#### RECORDS FOR THE TASK ####

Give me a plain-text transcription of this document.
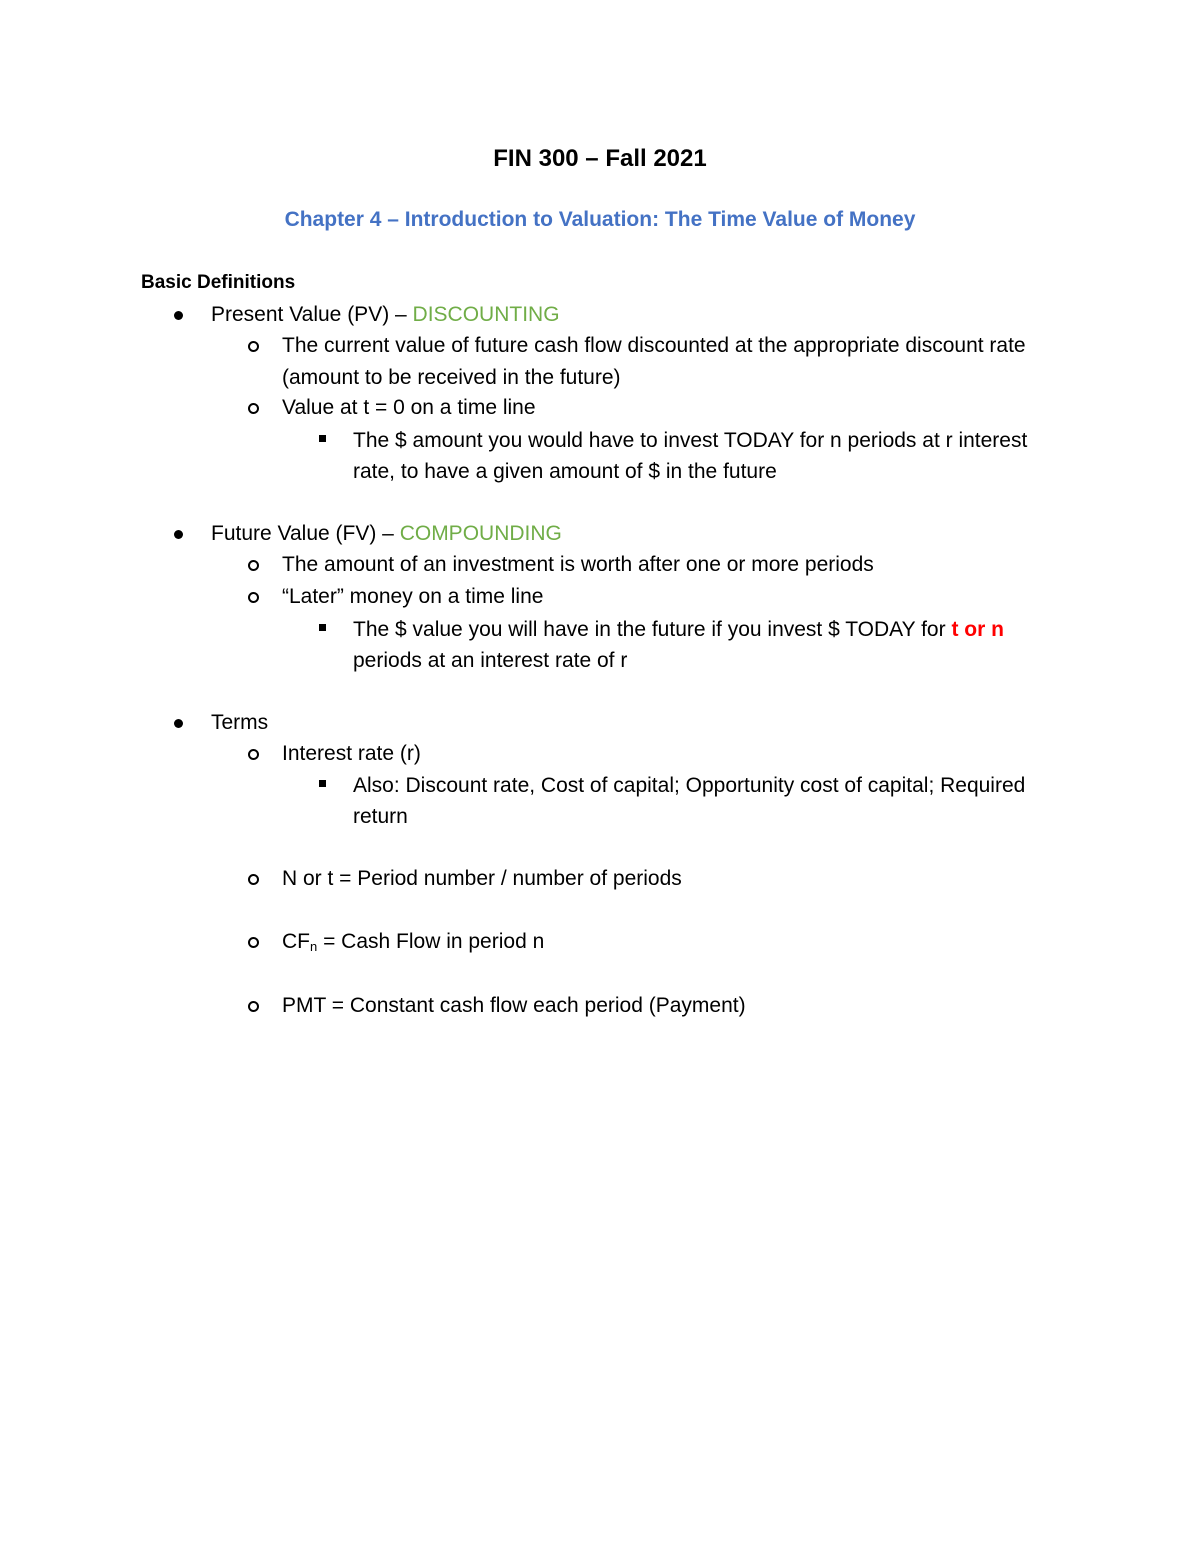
FIN 300 – Fall 2021
Chapter 4 – Introduction to Valuation: The Time Value of Money
Basic Definitions
Present Value (PV) – DISCOUNTING
The current value of future cash flow discounted at the appropriate discount rate
(amount to be received in the future)
Value at t = 0 on a time line
The $ amount you would have to invest TODAY for n periods at r interest
rate, to have a given amount of $ in the future
Future Value (FV) – COMPOUNDING
The amount of an investment is worth after one or more periods
“Later” money on a time line
The $ value you will have in the future if you invest $ TODAY for t or n
periods at an interest rate of r
Terms
Interest rate (r)
Also: Discount rate, Cost of capital; Opportunity cost of capital; Required
return
N or t = Period number / number of periods
$CF_n$ = Cash Flow in period n
PMT = Constant cash flow each period (Payment)
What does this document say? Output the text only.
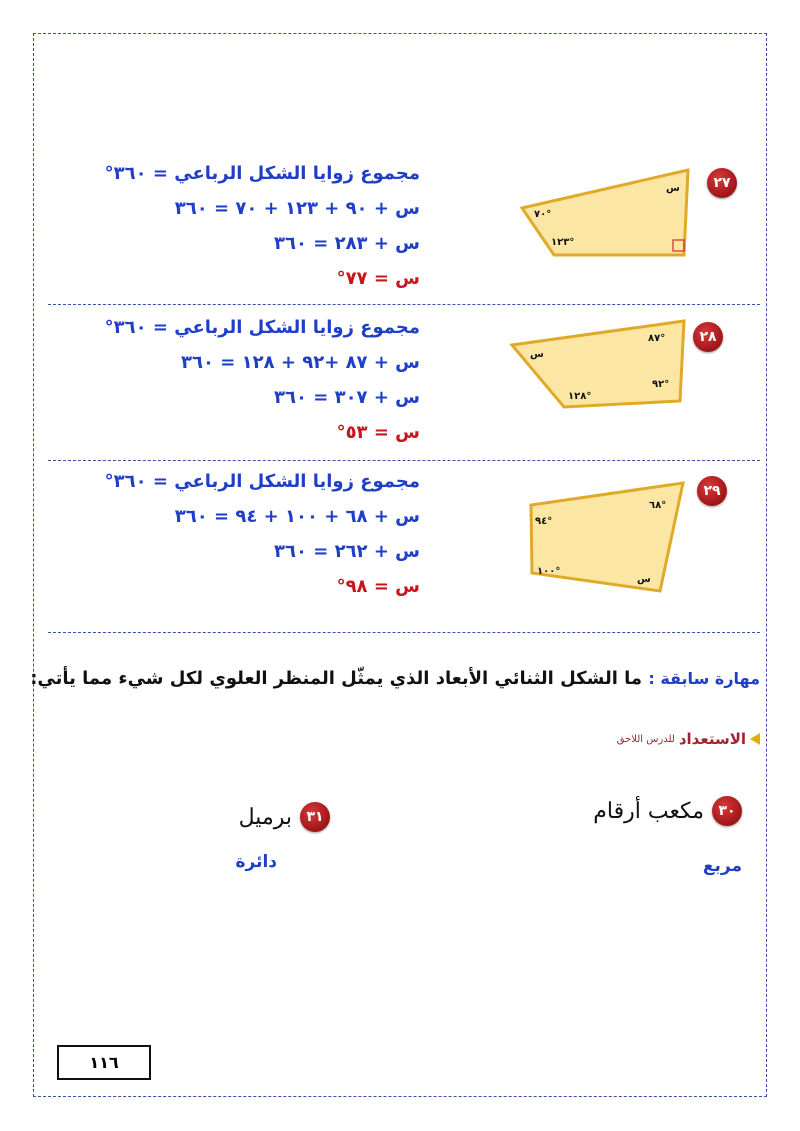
٢٧
س
٧٠°
١٢٣°
مجموع زوايا الشكل الرباعي = ٣٦٠°
س + ٩٠ + ١٢٣ + ٧٠ = ٣٦٠
س + ٢٨٣ = ٣٦٠
س = ٧٧°
٢٨
٨٧°
س
١٢٨°
٩٢°
مجموع زوايا الشكل الرباعي = ٣٦٠°
س + ٨٧ +٩٢ + ١٢٨ = ٣٦٠
س + ٣٠٧ = ٣٦٠
س = ٥٣°
٢٩
٦٨°
٩٤°
١٠٠°
س
مجموع زوايا الشكل الرباعي = ٣٦٠°
س + ٦٨ + ١٠٠ + ٩٤ = ٣٦٠
س + ٢٦٢ = ٣٦٠
س = ٩٨°
مهارة سابقة : ما الشكل الثنائي الأبعاد الذي يمثّل المنظر العلوي لكل شيء مما يأتي:
الاستعداد
للدرس اللاحق
٣٠
مكعب أرقام
مربع
٣١
برميل
دائرة
١١٦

####

→ **SET PROBLEM**
Pictures are excluded; copy every other part of the records exactly.

→ **CORRECT OUTPUT**
Give me a plain-text transcription of this document.
FIN 300 – Fall 2021
Chapter 4 – Introduction to Valuation: The Time Value of Money
Basic Definitions
Present Value (PV) – DISCOUNTING
The current value of future cash flow discounted at the appropriate discount rate
(amount to be received in the future)
Value at t = 0 on a time line
The $ amount you would have to invest TODAY for n periods at r interest
rate, to have a given amount of $ in the future
Future Value (FV) – COMPOUNDING
The amount of an investment is worth after one or more periods
“Later” money on a time line
The $ value you will have in the future if you invest $ TODAY for t or n
periods at an interest rate of r
Terms
Interest rate (r)
Also: Discount rate, Cost of capital; Opportunity cost of capital; Required
return
N or t = Period number / number of periods
$CF_n$ = Cash Flow in period n
PMT = Constant cash flow each period (Payment)
What does this document say? Output the text only.
٢٧
س
٧٠°
١٢٣°
مجموع زوايا الشكل الرباعي = ٣٦٠°
س + ٩٠ + ١٢٣ + ٧٠ = ٣٦٠
س + ٢٨٣ = ٣٦٠
س = ٧٧°
٢٨
٨٧°
س
١٢٨°
٩٢°
مجموع زوايا الشكل الرباعي = ٣٦٠°
س + ٨٧ +٩٢ + ١٢٨ = ٣٦٠
س + ٣٠٧ = ٣٦٠
س = ٥٣°
٢٩
٦٨°
٩٤°
١٠٠°
س
مجموع زوايا الشكل الرباعي = ٣٦٠°
س + ٦٨ + ١٠٠ + ٩٤ = ٣٦٠
س + ٢٦٢ = ٣٦٠
س = ٩٨°
مهارة سابقة : ما الشكل الثنائي الأبعاد الذي يمثّل المنظر العلوي لكل شيء مما يأتي:
الاستعداد
للدرس اللاحق
٣٠
مكعب أرقام
مربع
٣١
برميل
دائرة
١١٦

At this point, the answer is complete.